EXERCISE TASK >>
Reproduce every line of the items below as a Markdown table with the columns Row and Text, numbering each row and skipping blank lines. Leave the pictures out of your answer.

RECORDS SUPPLIED >>

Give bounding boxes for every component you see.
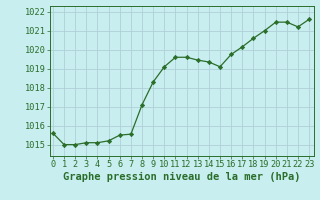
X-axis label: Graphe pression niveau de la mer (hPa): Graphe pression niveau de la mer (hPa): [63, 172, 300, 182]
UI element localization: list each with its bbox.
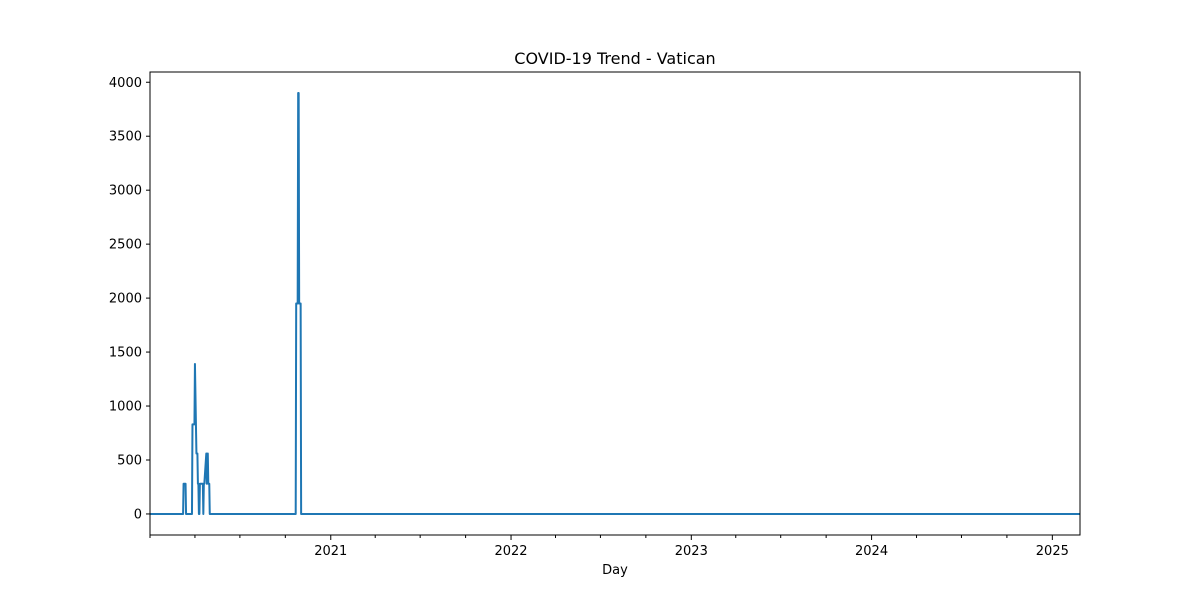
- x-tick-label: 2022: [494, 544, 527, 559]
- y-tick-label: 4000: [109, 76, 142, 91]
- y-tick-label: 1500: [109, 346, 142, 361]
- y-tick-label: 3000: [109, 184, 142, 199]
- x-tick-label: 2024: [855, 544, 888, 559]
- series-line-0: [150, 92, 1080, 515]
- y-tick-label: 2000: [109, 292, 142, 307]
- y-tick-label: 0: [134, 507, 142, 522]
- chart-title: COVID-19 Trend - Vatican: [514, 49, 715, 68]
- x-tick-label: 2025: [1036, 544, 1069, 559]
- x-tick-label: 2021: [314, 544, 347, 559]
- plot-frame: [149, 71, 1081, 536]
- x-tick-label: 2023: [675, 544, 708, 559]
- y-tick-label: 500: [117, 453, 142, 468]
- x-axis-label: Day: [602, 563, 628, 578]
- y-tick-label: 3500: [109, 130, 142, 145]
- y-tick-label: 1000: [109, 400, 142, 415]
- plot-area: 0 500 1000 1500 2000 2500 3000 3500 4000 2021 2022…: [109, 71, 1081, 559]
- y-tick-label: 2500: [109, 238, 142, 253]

RESPONSE >>
| Row | Text |
|---|---|
| 1 | Give bounding boxes for every component you see. |
| 2 | X-axis label: Graphe pression niveau de la mer (hPa): Graphe pression niveau de la mer (hPa): [63, 172, 300, 182] |
| 3 | UI element localization: list each with its bbox. |
| 4 | - x-tick-label: 2022: [494, 544, 527, 559] |
| 5 | - y-tick-label: 4000: [109, 76, 142, 91] |
| 6 | - y-tick-label: 1500: [109, 346, 142, 361] |
| 7 | - y-tick-label: 3000: [109, 184, 142, 199] |
| 8 | - x-tick-label: 2024: [855, 544, 888, 559] |
| 9 | - series-line-0: [150, 92, 1080, 515] |
| 10 | - y-tick-label: 2000: [109, 292, 142, 307] |
| 11 | - y-tick-label: 0: [134, 507, 142, 522] |
| 12 | - chart-title: COVID-19 Trend - Vatican: [514, 49, 715, 68] |
| 13 | - x-tick-label: 2025: [1036, 544, 1069, 559] |
| 14 | - x-tick-label: 2021: [314, 544, 347, 559] |
| 15 | - plot-frame: [149, 71, 1081, 536] |
| 16 | - x-tick-label: 2023: [675, 544, 708, 559] |
| 17 | - y-tick-label: 500: [117, 453, 142, 468] |
| 18 | - x-axis-label: Day: [602, 563, 628, 578] |
| 19 | - y-tick-label: 3500: [109, 130, 142, 145] |
| 20 | - y-tick-label: 1000: [109, 400, 142, 415] |
| 21 | - plot-area: 0 500 1000 1500 2000 2500 3000 3500 4000 2021 2022…: [109, 71, 1081, 559] |
| 22 | - y-tick-label: 2500: [109, 238, 142, 253] |